--- Provided records ---
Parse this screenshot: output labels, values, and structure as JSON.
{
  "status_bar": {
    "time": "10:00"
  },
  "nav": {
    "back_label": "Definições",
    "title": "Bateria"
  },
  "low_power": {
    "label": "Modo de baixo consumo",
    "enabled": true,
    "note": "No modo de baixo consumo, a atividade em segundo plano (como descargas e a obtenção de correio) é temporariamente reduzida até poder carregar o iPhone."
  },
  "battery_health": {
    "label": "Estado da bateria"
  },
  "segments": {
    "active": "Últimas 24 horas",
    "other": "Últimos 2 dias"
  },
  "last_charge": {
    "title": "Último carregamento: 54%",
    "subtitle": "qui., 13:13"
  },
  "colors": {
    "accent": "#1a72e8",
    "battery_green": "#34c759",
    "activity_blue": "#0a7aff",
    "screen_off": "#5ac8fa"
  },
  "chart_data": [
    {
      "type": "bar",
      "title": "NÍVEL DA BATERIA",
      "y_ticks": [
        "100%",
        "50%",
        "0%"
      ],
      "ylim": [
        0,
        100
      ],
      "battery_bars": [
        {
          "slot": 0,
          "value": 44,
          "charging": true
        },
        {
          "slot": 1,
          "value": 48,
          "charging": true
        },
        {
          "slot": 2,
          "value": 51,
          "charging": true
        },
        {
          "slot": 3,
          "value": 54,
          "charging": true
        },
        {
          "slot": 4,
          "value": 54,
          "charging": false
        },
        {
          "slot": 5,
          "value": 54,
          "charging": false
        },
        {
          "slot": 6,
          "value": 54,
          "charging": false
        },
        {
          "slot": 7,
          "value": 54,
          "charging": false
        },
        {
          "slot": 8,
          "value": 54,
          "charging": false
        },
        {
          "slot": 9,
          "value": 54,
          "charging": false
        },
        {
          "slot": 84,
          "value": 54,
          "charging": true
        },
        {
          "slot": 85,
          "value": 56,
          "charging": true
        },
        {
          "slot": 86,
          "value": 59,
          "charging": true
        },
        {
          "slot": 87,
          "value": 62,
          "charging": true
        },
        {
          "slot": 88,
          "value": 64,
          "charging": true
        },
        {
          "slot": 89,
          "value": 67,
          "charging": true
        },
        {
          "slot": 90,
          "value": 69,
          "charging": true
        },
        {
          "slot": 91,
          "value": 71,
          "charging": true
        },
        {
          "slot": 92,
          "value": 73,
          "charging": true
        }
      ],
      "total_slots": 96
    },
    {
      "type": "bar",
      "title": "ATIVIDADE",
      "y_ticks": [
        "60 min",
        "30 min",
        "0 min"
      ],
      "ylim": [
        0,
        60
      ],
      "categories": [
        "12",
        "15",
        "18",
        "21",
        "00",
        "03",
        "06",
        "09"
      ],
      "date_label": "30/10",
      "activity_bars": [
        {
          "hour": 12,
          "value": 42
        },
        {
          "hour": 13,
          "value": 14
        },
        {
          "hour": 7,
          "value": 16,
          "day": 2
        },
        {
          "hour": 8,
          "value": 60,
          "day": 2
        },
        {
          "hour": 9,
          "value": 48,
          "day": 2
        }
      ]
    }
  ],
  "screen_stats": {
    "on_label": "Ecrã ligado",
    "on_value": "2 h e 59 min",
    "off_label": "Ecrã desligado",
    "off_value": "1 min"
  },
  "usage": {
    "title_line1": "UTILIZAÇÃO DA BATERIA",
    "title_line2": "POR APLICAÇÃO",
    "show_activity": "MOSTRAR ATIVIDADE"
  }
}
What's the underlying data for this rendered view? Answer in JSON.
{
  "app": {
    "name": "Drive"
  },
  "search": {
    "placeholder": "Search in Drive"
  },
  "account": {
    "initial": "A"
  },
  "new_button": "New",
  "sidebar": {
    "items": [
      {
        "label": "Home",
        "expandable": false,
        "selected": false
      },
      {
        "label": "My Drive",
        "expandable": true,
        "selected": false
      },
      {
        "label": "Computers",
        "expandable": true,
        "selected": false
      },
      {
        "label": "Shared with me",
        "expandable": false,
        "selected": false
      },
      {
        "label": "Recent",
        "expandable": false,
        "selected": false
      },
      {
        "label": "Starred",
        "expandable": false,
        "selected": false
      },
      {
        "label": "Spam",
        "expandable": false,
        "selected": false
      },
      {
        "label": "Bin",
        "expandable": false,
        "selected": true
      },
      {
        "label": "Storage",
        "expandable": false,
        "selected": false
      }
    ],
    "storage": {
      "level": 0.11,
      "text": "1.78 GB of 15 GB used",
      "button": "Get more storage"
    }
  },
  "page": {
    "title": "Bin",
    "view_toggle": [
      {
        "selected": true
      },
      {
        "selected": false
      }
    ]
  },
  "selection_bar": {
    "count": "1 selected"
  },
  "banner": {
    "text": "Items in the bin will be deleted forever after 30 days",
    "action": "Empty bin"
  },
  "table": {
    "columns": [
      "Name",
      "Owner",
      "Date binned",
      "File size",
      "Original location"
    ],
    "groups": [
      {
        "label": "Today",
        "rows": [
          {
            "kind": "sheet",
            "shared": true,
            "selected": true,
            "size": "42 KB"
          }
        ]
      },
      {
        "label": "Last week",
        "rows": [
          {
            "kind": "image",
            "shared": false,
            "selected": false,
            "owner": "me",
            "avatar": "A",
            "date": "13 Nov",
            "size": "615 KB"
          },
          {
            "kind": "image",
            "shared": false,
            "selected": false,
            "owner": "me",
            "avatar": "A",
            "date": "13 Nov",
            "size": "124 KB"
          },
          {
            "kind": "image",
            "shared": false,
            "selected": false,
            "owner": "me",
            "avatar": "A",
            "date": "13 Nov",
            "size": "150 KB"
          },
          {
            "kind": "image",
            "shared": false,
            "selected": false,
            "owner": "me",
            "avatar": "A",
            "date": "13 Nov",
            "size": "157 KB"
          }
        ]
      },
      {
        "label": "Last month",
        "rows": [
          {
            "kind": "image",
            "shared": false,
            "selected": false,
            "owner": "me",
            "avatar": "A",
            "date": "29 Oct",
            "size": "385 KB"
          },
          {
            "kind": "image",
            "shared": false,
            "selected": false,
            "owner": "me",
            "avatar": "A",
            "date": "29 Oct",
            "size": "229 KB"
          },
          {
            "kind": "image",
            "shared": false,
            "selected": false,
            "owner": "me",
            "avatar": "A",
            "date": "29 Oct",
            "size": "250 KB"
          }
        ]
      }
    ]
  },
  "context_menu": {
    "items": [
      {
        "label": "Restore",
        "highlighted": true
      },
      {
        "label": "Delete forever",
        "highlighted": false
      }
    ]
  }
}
---
- [Given request] Within the material above, find the lines that contain the word "Drive"; copy them.

- [Exercise output]
    "name": "Drive"
    "placeholder": "Search in Drive"
        "label": "My Drive",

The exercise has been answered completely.